→ **Available data**:

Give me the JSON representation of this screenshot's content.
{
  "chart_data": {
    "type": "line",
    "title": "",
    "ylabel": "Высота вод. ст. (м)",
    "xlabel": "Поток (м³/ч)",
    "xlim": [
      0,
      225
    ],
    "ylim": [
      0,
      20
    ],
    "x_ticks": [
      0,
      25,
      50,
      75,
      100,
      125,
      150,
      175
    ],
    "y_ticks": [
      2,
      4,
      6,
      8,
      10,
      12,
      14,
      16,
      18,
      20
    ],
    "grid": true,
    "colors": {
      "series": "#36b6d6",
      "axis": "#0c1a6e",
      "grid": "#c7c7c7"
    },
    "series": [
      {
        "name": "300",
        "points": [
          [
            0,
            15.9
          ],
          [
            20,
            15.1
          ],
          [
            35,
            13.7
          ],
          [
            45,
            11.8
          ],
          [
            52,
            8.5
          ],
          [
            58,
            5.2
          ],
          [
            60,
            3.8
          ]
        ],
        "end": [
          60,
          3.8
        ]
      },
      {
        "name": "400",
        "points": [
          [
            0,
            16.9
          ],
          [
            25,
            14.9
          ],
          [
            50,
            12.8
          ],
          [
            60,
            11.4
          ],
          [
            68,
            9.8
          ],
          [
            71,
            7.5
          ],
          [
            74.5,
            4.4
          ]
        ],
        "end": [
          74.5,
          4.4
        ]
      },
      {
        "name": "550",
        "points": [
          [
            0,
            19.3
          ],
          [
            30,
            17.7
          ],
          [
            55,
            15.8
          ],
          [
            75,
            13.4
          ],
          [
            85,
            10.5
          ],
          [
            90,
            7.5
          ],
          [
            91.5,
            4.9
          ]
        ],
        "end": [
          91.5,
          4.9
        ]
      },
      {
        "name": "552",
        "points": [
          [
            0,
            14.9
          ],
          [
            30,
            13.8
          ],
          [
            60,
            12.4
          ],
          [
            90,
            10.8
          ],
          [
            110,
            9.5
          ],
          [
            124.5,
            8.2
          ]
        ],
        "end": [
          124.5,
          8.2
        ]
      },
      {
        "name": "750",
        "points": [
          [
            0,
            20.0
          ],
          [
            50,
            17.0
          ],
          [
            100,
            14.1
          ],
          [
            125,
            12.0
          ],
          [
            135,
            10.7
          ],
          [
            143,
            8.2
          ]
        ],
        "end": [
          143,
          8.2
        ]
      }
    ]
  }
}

→ **The problem**: Every entry must be quoted exactly as it appears above.

→ **Task answer**:
Give me the JSON representation of this screenshot's content.
{
  "chart_data": {
    "type": "line",
    "title": "",
    "ylabel": "Высота вод. ст. (м)",
    "xlabel": "Поток (м³/ч)",
    "xlim": [
      0,
      225
    ],
    "ylim": [
      0,
      20
    ],
    "x_ticks": [
      0,
      25,
      50,
      75,
      100,
      125,
      150,
      175
    ],
    "y_ticks": [
      2,
      4,
      6,
      8,
      10,
      12,
      14,
      16,
      18,
      20
    ],
    "grid": true,
    "colors": {
      "series": "#36b6d6",
      "axis": "#0c1a6e",
      "grid": "#c7c7c7"
    },
    "series": [
      {
        "name": "300",
        "points": [
          [
            0,
            15.9
          ],
          [
            20,
            15.1
          ],
          [
            35,
            13.7
          ],
          [
            45,
            11.8
          ],
          [
            52,
            8.5
          ],
          [
            58,
            5.2
          ],
          [
            60,
            3.8
          ]
        ],
        "end": [
          60,
          3.8
        ]
      },
      {
        "name": "400",
        "points": [
          [
            0,
            16.9
          ],
          [
            25,
            14.9
          ],
          [
            50,
            12.8
          ],
          [
            60,
            11.4
          ],
          [
            68,
            9.8
          ],
          [
            71,
            7.5
          ],
          [
            74.5,
            4.4
          ]
        ],
        "end": [
          74.5,
          4.4
        ]
      },
      {
        "name": "550",
        "points": [
          [
            0,
            19.3
          ],
          [
            30,
            17.7
          ],
          [
            55,
            15.8
          ],
          [
            75,
            13.4
          ],
          [
            85,
            10.5
          ],
          [
            90,
            7.5
          ],
          [
            91.5,
            4.9
          ]
        ],
        "end": [
          91.5,
          4.9
        ]
      },
      {
        "name": "552",
        "points": [
          [
            0,
            14.9
          ],
          [
            30,
            13.8
          ],
          [
            60,
            12.4
          ],
          [
            90,
            10.8
          ],
          [
            110,
            9.5
          ],
          [
            124.5,
            8.2
          ]
        ],
        "end": [
          124.5,
          8.2
        ]
      },
      {
        "name": "750",
        "points": [
          [
            0,
            20.0
          ],
          [
            50,
            17.0
          ],
          [
            100,
            14.1
          ],
          [
            125,
            12.0
          ],
          [
            135,
            10.7
          ],
          [
            143,
            8.2
          ]
        ],
        "end": [
          143,
          8.2
        ]
      }
    ]
  }
}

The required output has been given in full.